Problem to solve: Every line that holds "Commission" should be shown.

(Data records)
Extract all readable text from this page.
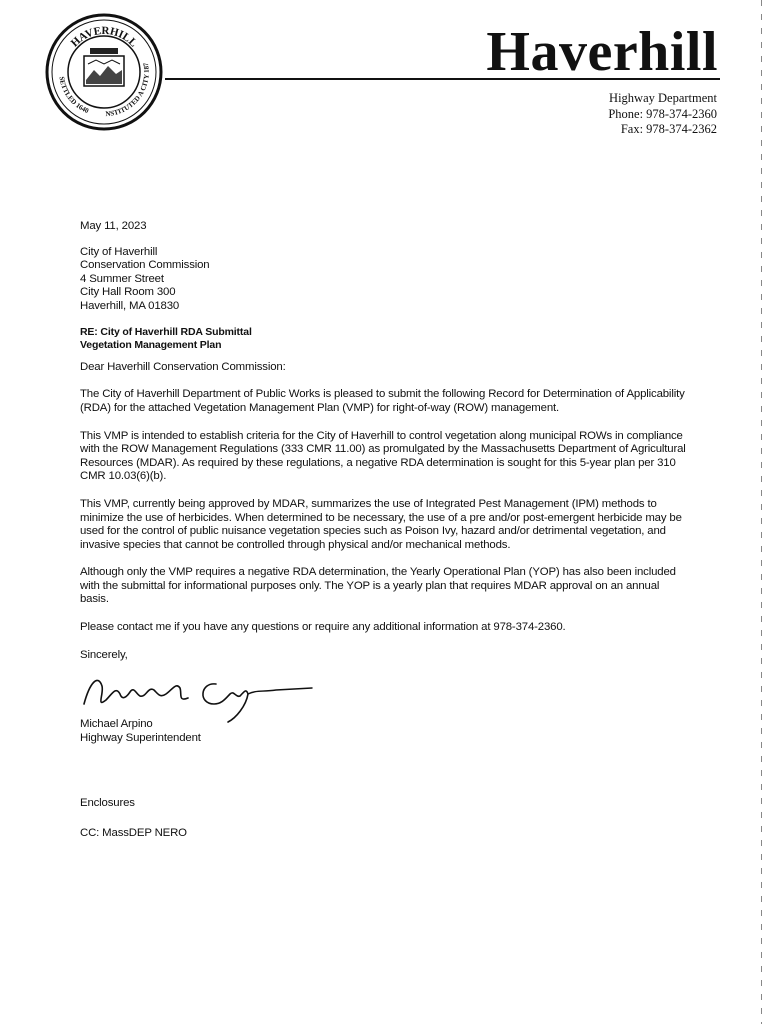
HAVERHILL
SETTLED 1640	NSTITUTED A CITY 187	Haverhill
Highway Department
Phone: 978-374-2360
Fax: 978-374-2362

May 11, 2023

City of Haverhill

Conservation Commission

4 Summer Street

City Hall Room 300

Haverhill, MA 01830

RE: City of Haverhill RDA Submittal
Vegetation Management Plan

Dear Haverhill Conservation Commission:

The City of Haverhill Department of Public Works is pleased to submit the following Record for Determination of Applicability (RDA) for the attached Vegetation Management Plan (VMP) for right-of-way (ROW) management.

This VMP is intended to establish criteria for the City of Haverhill to control vegetation along municipal ROWs in compliance with the ROW Management Regulations (333 CMR 11.00) as promulgated by the Massachusetts Department of Agricultural Resources (MDAR). As required by these regulations, a negative RDA determination is sought for this 5-year plan per 310 CMR 10.03(6)(b).

This VMP, currently being approved by MDAR, summarizes the use of Integrated Pest Management (IPM) methods to minimize the use of herbicides. When determined to be necessary, the use of a pre and/or post-emergent herbicide may be used for the control of public nuisance vegetation species such as Poison Ivy, hazard and/or detrimental vegetation, and invasive species that cannot be controlled through physical and/or mechanical methods.

Although only the VMP requires a negative RDA determination, the Yearly Operational Plan (YOP) has also been included with the submittal for informational purposes only. The YOP is a yearly plan that requires MDAR approval on an annual basis.

Please contact me if you have any questions or require any additional information at 978-374-2360.

Sincerely,

Michael Arpino

Highway Superintendent

Enclosures

CC: MassDEP NERO
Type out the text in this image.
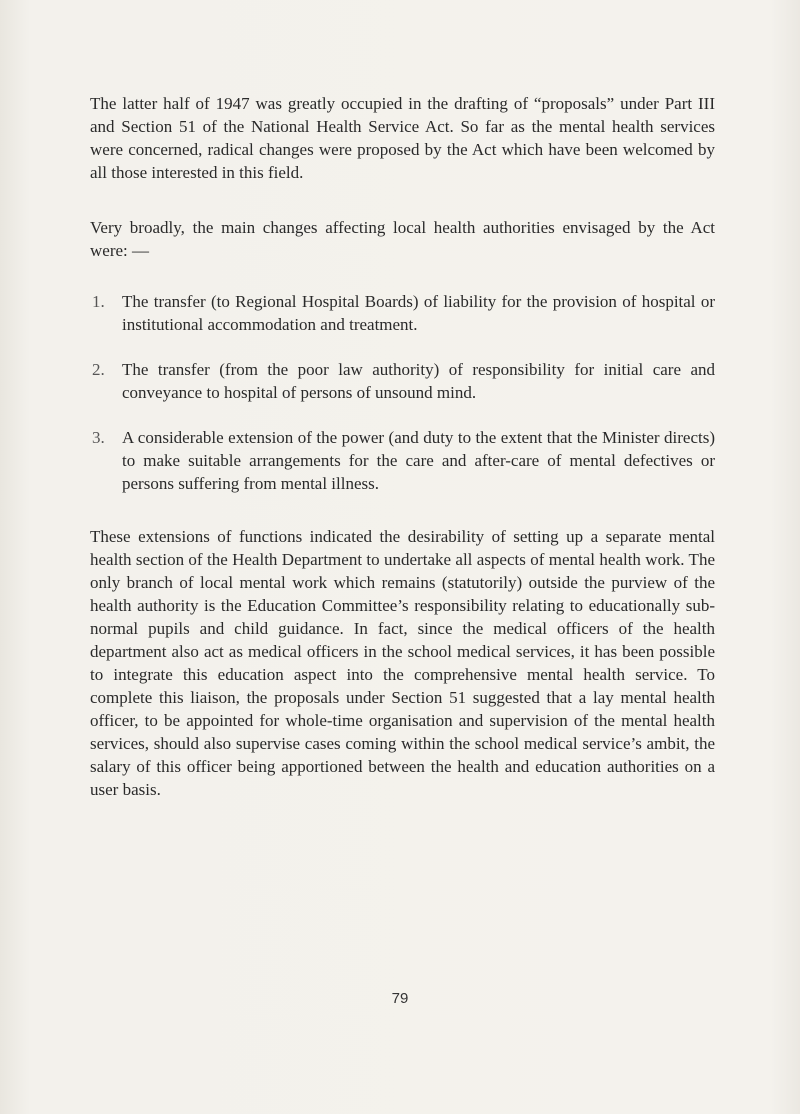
The latter half of 1947 was greatly occupied in the drafting of “proposals” under Part III and Section 51 of the National Health Service Act. So far as the mental health services were concerned, radical changes were proposed by the Act which have been welcomed by all those interested in this field.

Very broadly, the main changes affecting local health authorities envisaged by the Act were: —

1. The transfer (to Regional Hospital Boards) of liability for the provision of hospital or institutional accommodation and treatment.

2. The transfer (from the poor law authority) of responsibility for initial care and conveyance to hospital of persons of unsound mind.

3. A considerable extension of the power (and duty to the extent that the Minister directs) to make suitable arrangements for the care and after-care of mental defectives or persons suffering from mental illness.

These extensions of functions indicated the desirability of setting up a separate mental health section of the Health Department to undertake all aspects of mental health work. The only branch of local mental work which remains (statutorily) outside the purview of the health authority is the Education Committee’s responsibility relating to educationally sub-normal pupils and child guidance. In fact, since the medical officers of the health department also act as medical officers in the school medical services, it has been possible to integrate this education aspect into the comprehensive mental health service. To complete this liaison, the proposals under Section 51 suggested that a lay mental health officer, to be appointed for whole-time organisation and supervision of the mental health services, should also supervise cases coming within the school medical service’s ambit, the salary of this officer being apportioned between the health and education authorities on a user basis.

79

Result:
Conservation Commission
Dear Haverhill Conservation Commission:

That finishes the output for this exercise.